GOAL - Collect every line of the entries below that contains the string "para", and copy each one in full.

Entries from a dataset
......

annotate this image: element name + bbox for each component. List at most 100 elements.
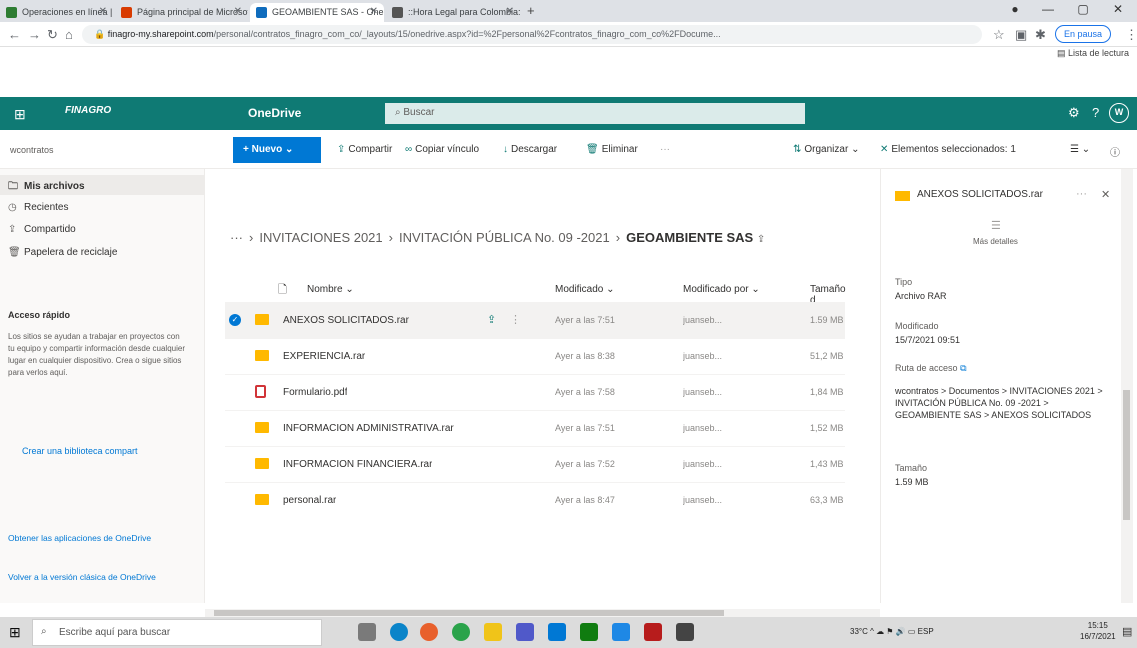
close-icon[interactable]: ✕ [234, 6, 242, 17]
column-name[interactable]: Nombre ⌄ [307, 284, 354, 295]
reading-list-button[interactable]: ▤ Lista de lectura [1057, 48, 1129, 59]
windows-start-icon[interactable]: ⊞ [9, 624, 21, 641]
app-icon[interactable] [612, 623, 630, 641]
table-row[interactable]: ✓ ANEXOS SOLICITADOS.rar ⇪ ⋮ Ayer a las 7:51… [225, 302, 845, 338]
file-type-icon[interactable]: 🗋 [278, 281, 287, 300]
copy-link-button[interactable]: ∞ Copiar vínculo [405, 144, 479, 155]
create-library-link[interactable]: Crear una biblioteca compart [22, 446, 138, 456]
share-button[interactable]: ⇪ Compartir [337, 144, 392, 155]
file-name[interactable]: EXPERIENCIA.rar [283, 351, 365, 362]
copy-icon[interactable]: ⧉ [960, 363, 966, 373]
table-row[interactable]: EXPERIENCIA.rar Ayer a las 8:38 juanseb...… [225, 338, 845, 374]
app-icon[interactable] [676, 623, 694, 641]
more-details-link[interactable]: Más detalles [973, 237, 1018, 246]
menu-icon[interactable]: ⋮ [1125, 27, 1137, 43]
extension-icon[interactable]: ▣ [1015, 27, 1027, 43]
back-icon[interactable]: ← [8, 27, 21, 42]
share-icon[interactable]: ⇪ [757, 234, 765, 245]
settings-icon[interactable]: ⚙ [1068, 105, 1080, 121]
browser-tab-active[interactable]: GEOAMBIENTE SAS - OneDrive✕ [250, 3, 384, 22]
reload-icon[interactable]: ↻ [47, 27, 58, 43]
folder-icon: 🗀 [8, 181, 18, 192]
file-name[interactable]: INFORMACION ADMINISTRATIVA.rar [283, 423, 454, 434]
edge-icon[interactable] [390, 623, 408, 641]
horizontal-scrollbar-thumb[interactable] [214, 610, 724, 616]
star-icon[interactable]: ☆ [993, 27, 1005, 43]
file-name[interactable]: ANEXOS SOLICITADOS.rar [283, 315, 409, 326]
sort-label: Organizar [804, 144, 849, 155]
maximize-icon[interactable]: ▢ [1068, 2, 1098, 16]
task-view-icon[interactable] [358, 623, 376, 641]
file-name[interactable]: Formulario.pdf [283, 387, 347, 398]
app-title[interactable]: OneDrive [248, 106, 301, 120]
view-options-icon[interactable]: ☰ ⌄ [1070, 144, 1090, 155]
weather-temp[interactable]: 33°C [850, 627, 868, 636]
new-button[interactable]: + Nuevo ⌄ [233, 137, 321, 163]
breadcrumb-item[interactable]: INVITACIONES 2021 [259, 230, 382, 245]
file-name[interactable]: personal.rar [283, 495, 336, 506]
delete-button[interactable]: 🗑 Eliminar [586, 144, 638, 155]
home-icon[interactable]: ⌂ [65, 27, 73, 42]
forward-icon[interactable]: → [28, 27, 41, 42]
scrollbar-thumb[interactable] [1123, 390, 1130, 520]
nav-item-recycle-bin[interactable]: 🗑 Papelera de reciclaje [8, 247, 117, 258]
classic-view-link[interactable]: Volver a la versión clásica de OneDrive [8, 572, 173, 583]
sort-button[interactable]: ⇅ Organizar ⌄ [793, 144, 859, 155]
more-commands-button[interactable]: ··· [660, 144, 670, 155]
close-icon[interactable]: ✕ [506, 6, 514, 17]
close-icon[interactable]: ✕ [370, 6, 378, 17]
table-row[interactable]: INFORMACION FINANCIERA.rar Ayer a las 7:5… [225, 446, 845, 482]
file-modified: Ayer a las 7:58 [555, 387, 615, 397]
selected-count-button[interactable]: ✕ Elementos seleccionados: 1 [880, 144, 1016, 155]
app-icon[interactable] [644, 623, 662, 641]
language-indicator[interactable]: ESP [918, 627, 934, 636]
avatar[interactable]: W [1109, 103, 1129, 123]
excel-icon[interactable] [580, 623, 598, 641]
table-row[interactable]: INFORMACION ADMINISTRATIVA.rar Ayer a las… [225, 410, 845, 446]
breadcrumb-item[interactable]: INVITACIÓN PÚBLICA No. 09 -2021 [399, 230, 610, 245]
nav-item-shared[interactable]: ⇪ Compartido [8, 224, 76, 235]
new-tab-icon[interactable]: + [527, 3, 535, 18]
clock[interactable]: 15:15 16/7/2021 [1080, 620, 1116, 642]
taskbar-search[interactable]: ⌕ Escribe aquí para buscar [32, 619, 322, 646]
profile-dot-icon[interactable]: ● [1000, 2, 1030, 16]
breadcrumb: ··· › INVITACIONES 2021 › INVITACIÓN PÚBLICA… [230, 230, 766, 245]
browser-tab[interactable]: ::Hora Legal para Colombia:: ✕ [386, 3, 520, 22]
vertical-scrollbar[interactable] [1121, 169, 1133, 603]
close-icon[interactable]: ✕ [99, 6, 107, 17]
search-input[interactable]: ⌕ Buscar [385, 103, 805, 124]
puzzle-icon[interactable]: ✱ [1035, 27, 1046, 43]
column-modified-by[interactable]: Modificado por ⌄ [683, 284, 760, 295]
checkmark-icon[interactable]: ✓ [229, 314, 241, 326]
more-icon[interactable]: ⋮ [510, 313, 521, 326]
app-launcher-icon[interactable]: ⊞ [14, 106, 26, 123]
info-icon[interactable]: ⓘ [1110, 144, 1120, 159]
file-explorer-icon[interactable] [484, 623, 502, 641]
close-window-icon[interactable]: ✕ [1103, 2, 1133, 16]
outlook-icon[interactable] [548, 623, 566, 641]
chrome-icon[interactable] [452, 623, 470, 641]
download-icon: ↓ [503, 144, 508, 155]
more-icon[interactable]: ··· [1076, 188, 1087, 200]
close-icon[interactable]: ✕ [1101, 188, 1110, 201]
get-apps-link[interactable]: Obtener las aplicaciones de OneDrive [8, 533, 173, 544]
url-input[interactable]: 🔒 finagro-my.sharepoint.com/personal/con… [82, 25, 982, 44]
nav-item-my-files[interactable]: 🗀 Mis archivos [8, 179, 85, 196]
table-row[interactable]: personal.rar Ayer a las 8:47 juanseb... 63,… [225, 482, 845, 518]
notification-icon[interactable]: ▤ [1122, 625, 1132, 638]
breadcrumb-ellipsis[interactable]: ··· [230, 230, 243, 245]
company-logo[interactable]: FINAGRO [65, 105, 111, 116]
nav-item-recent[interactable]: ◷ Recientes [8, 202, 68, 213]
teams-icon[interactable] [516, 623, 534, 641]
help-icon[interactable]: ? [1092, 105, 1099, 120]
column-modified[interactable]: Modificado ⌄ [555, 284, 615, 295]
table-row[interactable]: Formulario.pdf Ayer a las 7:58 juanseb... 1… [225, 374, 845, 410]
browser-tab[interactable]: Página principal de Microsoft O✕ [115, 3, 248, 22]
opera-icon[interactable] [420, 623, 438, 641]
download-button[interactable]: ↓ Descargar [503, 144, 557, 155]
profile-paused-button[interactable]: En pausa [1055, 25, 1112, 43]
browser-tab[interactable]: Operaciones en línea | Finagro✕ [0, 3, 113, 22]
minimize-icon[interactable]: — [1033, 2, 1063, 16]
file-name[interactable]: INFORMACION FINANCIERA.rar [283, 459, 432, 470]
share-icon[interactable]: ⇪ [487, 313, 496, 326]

......

FULL ANSWER -
taskbar-search[interactable]: ⌕ Escribe aquí para buscar [32, 619, 322, 646]
browser-tab[interactable]: ::Hora Legal para Colombia:: ✕ [386, 3, 520, 22]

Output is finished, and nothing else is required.